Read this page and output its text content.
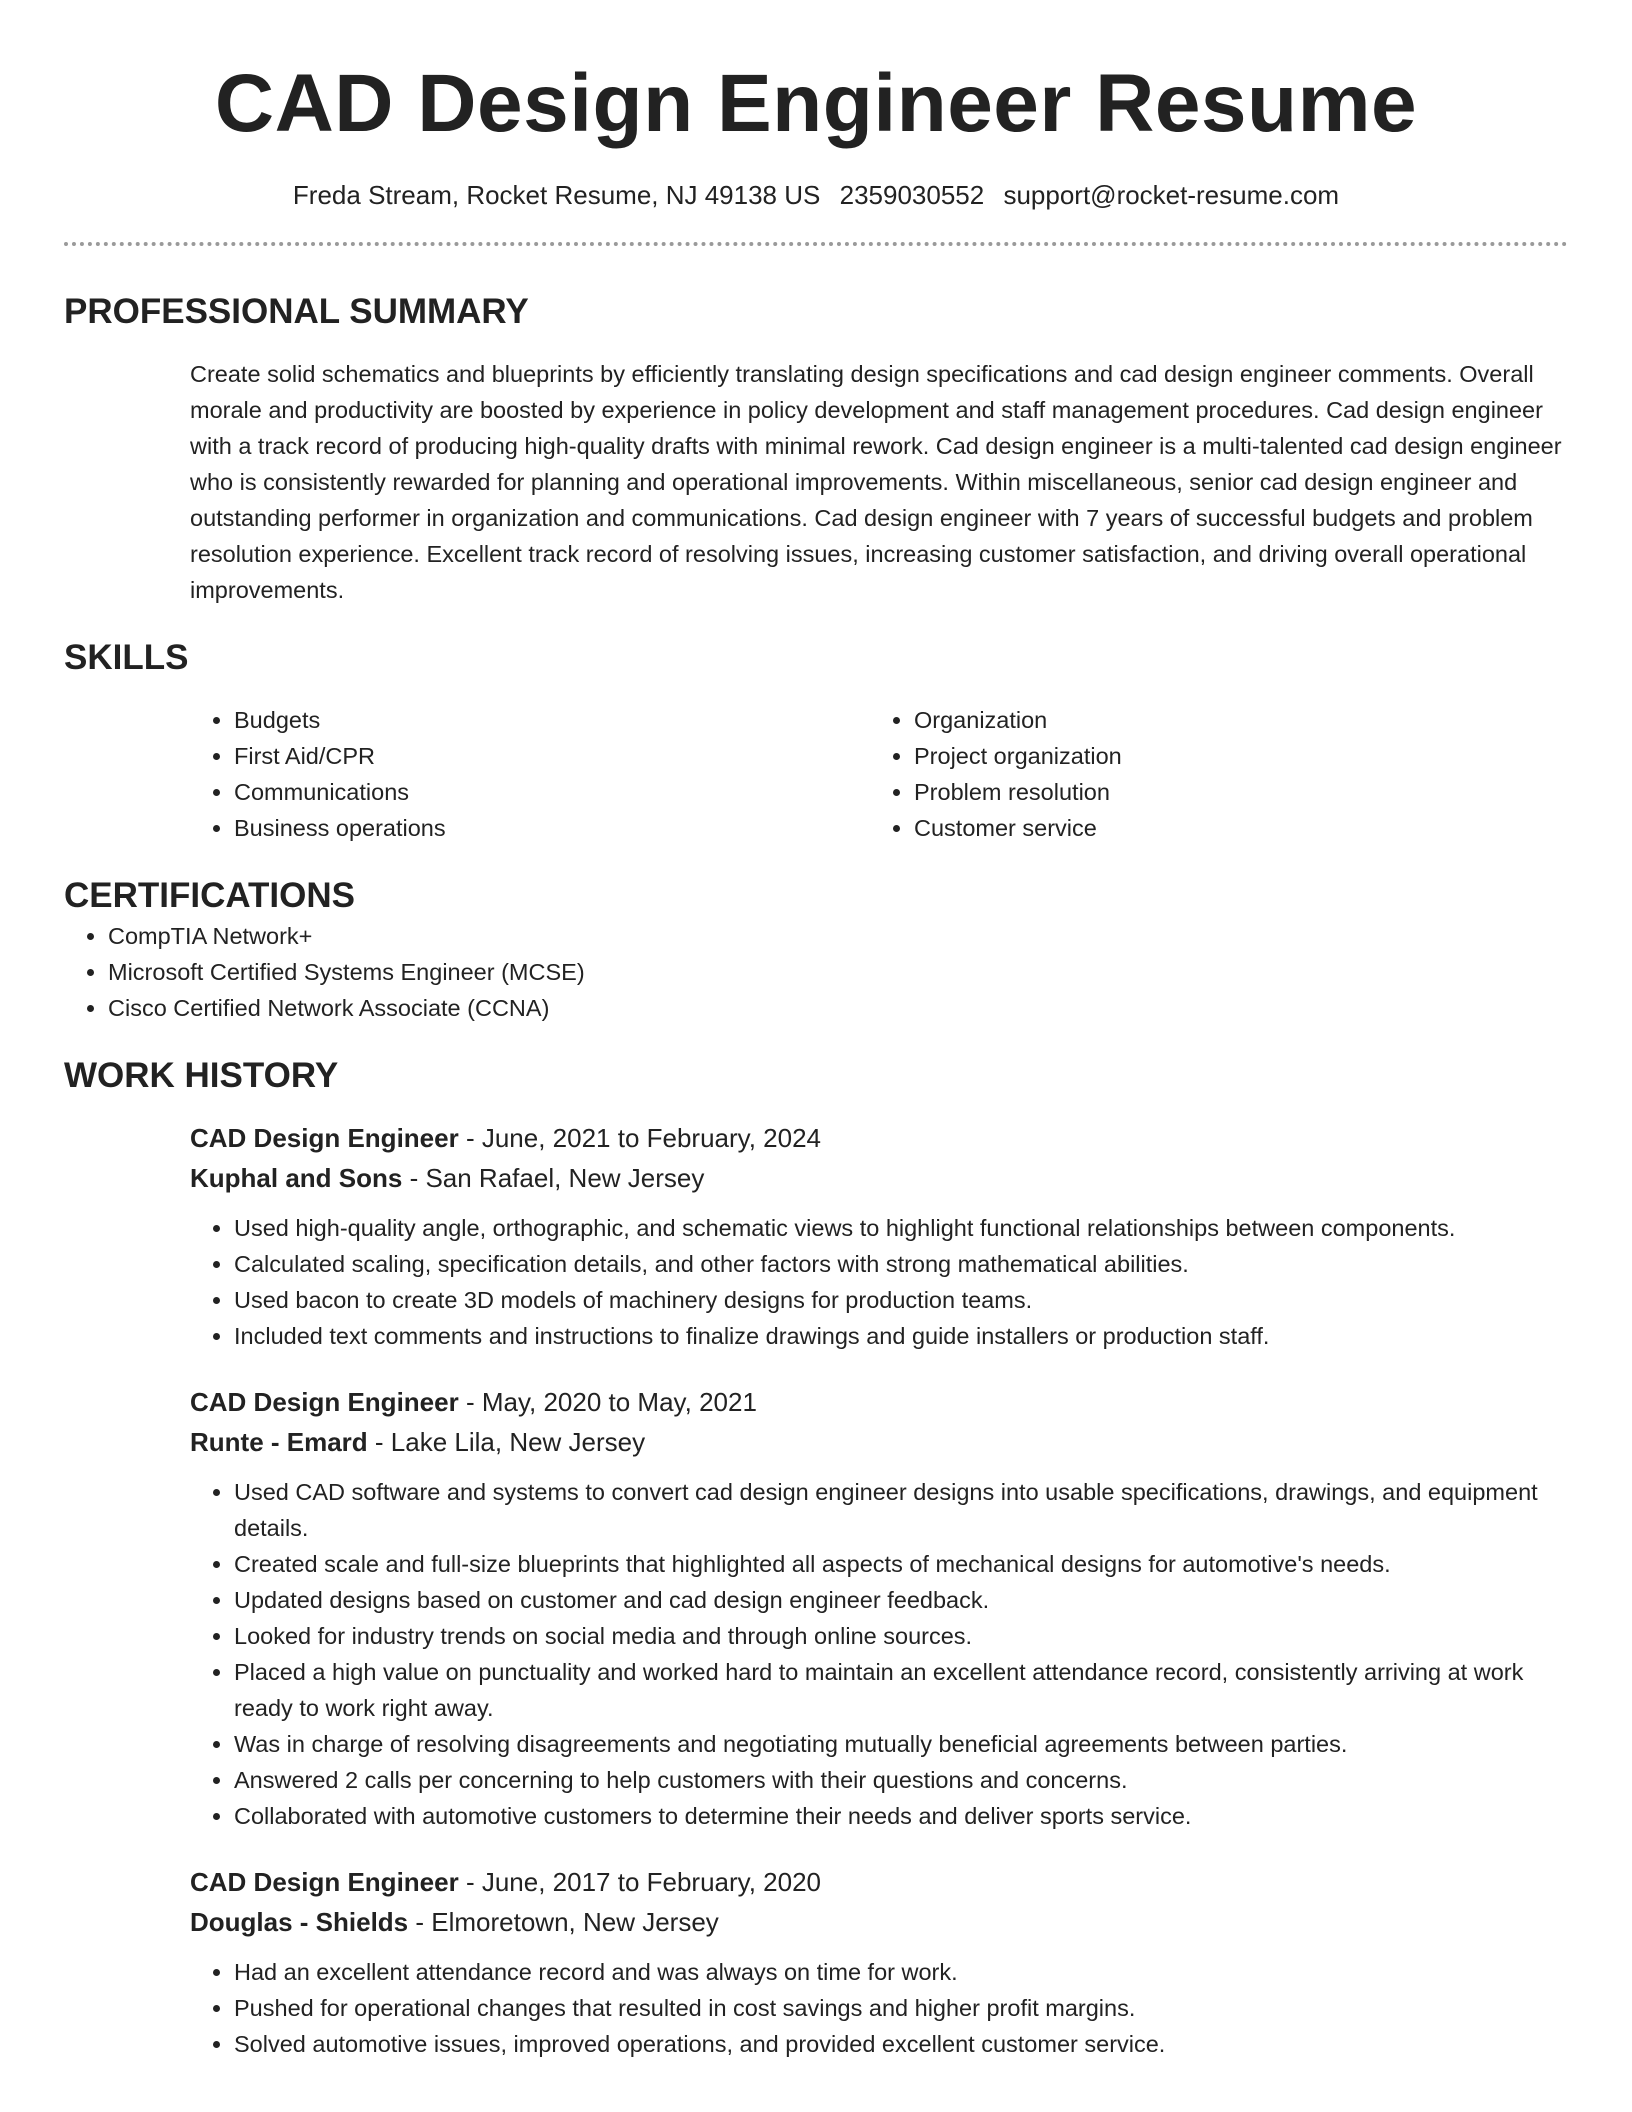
CAD Design Engineer Resume
Freda Stream, Rocket Resume, NJ 49138 US 2359030552 support@rocket-resume.com
PROFESSIONAL SUMMARY

Create solid schematics and blueprints by efficiently translating design specifications and cad design engineer comments. Overall morale and productivity are boosted by experience in policy development and staff management procedures. Cad design engineer with a track record of producing high-quality drafts with minimal rework. Cad design engineer is a multi-talented cad design engineer who is consistently rewarded for planning and operational improvements. Within miscellaneous, senior cad design engineer and outstanding performer in organization and communications. Cad design engineer with 7 years of successful budgets and problem resolution experience. Excellent track record of resolving issues, increasing customer satisfaction, and driving overall operational improvements.

SKILLS
• Budgets
• First Aid/CPR
• Communications
• Business operations
• Organization
• Project organization
• Problem resolution
• Customer service
CERTIFICATIONS
• CompTIA Network+
• Microsoft Certified Systems Engineer (MCSE)
• Cisco Certified Network Associate (CCNA)
WORK HISTORY
CAD Design Engineer - June, 2021 to February, 2024
Kuphal and Sons - San Rafael, New Jersey
• Used high-quality angle, orthographic, and schematic views to highlight functional relationships between components.
• Calculated scaling, specification details, and other factors with strong mathematical abilities.
• Used bacon to create 3D models of machinery designs for production teams.
• Included text comments and instructions to finalize drawings and guide installers or production staff.
CAD Design Engineer - May, 2020 to May, 2021
Runte - Emard - Lake Lila, New Jersey
• Used CAD software and systems to convert cad design engineer designs into usable specifications, drawings, and equipment details.
• Created scale and full-size blueprints that highlighted all aspects of mechanical designs for automotive's needs.
• Updated designs based on customer and cad design engineer feedback.
• Looked for industry trends on social media and through online sources.
• Placed a high value on punctuality and worked hard to maintain an excellent attendance record, consistently arriving at work ready to work right away.
• Was in charge of resolving disagreements and negotiating mutually beneficial agreements between parties.
• Answered 2 calls per concerning to help customers with their questions and concerns.
• Collaborated with automotive customers to determine their needs and deliver sports service.
CAD Design Engineer - June, 2017 to February, 2020
Douglas - Shields - Elmoretown, New Jersey
• Had an excellent attendance record and was always on time for work.
• Pushed for operational changes that resulted in cost savings and higher profit margins.
• Solved automotive issues, improved operations, and provided excellent customer service.
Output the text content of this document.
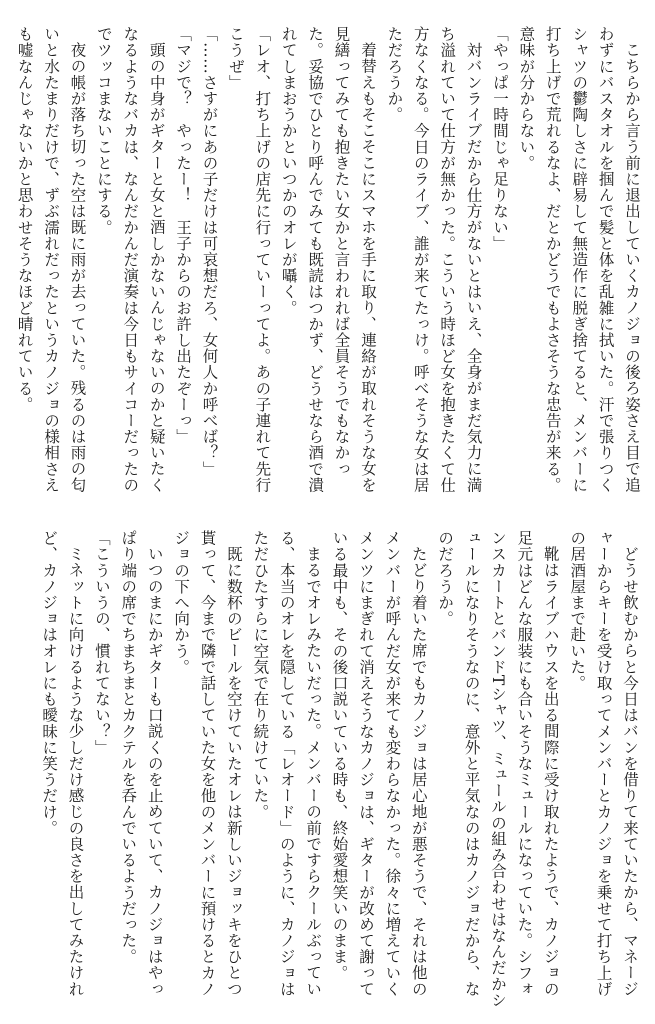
こちらから言う前に退出していくカノジョの後ろ姿さえ目で追わずにバスタオルを掴んで髪と体を乱雑に拭いた。汗で張りつくシャツの鬱陶しさに辟易して無造作に脱ぎ捨てると、メンバーに打ち上げで荒れるなよ、だとかどうでもよさそうな忠告が来る。意味が分からない。

「やっぱ一時間じゃ足りない」

対バンライブだから仕方がないとはいえ、全身がまだ気力に満ち溢れていて仕方が無かった。こういう時ほど女を抱きたくて仕方なくなる。今日のライブ、誰が来てたっけ。呼べそうな女は居ただろうか。

着替えもそこそこにスマホを手に取り、連絡が取れそうな女を見繕ってみても抱きたい女かと言われれば全員そうでもなかった。妥協でひとり呼んでみても既読はつかず、どうせなら酒で潰れてしまおうかといつかのオレが囁く。

「レオ、打ち上げの店先に行っていーってよ。あの子連れて先行こうぜ」

「……さすがにあの子だけは可哀想だろ、女何人か呼べば？」

「マジで？　やったー！　王子からのお許し出たぞーっ」

頭の中身がギターと女と酒しかないんじゃないのかと疑いたくなるようなバカは、なんだかんだ演奏は今日もサイコーだったのでツッコまないことにする。

夜の帳が落ち切った空は既に雨が去っていた。残るのは雨の匂いと水たまりだけで、ずぶ濡れだったというカノジョの様相さえも嘘なんじゃないかと思わせそうなほど晴れている。

どうせ飲むからと今日はバンを借りて来ていたから、マネージャーからキーを受け取ってメンバーとカノジョを乗せて打ち上げの居酒屋まで赴いた。

靴はライブハウスを出る間際に受け取れたようで、カノジョの足元はどんな服装にも合いそうなミュールになっていた。シフォンスカートとバンドTシャツ、ミュールの組み合わせはなんだかシュールになりそうなのに、意外と平気なのはカノジョだから、なのだろうか。

たどり着いた席でもカノジョは居心地が悪そうで、それは他のメンバーが呼んだ女が来ても変わらなかった。徐々に増えていくメンツにまぎれて消えそうなカノジョは、ギターが改めて謝っている最中も、その後口説いている時も、終始愛想笑いのまま。

まるでオレみたいだった。メンバーの前ですらクールぶっている、本当のオレを隠している「レオード」のように、カノジョはただひたすらに空気で在り続けていた。

既に数杯のビールを空けていたオレは新しいジョッキをひとつ貰って、今まで隣で話していた女を他のメンバーに預けるとカノジョの下へ向かう。

いつのまにかギターも口説くのを止めていて、カノジョはやっぱり端の席でちまちまとカクテルを呑んでいるようだった。

「こういうの、慣れてない？」

ミネットに向けるような少しだけ感じの良さを出してみたけれど、カノジョはオレにも曖昧に笑うだけ。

- **Work instructions**: Quote the material above exactly, from the line holding "Output the text content of this document." through its last line, including both. Omit the pictures.

- **Answer below**:
Output the text content of this document.
こちらから言う前に退出していくカノジョの後ろ姿さえ目で追わずにバスタオルを掴んで髪と体を乱雑に拭いた。汗で張りつくシャツの鬱陶しさに辟易して無造作に脱ぎ捨てると、メンバーに打ち上げで荒れるなよ、だとかどうでもよさそうな忠告が来る。意味が分からない。

「やっぱ一時間じゃ足りない」

対バンライブだから仕方がないとはいえ、全身がまだ気力に満ち溢れていて仕方が無かった。こういう時ほど女を抱きたくて仕方なくなる。今日のライブ、誰が来てたっけ。呼べそうな女は居ただろうか。

着替えもそこそこにスマホを手に取り、連絡が取れそうな女を見繕ってみても抱きたい女かと言われれば全員そうでもなかった。妥協でひとり呼んでみても既読はつかず、どうせなら酒で潰れてしまおうかといつかのオレが囁く。

「レオ、打ち上げの店先に行っていーってよ。あの子連れて先行こうぜ」

「……さすがにあの子だけは可哀想だろ、女何人か呼べば？」

「マジで？　やったー！　王子からのお許し出たぞーっ」

頭の中身がギターと女と酒しかないんじゃないのかと疑いたくなるようなバカは、なんだかんだ演奏は今日もサイコーだったのでツッコまないことにする。

夜の帳が落ち切った空は既に雨が去っていた。残るのは雨の匂いと水たまりだけで、ずぶ濡れだったというカノジョの様相さえも嘘なんじゃないかと思わせそうなほど晴れている。

どうせ飲むからと今日はバンを借りて来ていたから、マネージャーからキーを受け取ってメンバーとカノジョを乗せて打ち上げの居酒屋まで赴いた。

靴はライブハウスを出る間際に受け取れたようで、カノジョの足元はどんな服装にも合いそうなミュールになっていた。シフォンスカートとバンドTシャツ、ミュールの組み合わせはなんだかシュールになりそうなのに、意外と平気なのはカノジョだから、なのだろうか。

たどり着いた席でもカノジョは居心地が悪そうで、それは他のメンバーが呼んだ女が来ても変わらなかった。徐々に増えていくメンツにまぎれて消えそうなカノジョは、ギターが改めて謝っている最中も、その後口説いている時も、終始愛想笑いのまま。

まるでオレみたいだった。メンバーの前ですらクールぶっている、本当のオレを隠している「レオード」のように、カノジョはただひたすらに空気で在り続けていた。

既に数杯のビールを空けていたオレは新しいジョッキをひとつ貰って、今まで隣で話していた女を他のメンバーに預けるとカノジョの下へ向かう。

いつのまにかギターも口説くのを止めていて、カノジョはやっぱり端の席でちまちまとカクテルを呑んでいるようだった。

「こういうの、慣れてない？」

ミネットに向けるような少しだけ感じの良さを出してみたけれど、カノジョはオレにも曖昧に笑うだけ。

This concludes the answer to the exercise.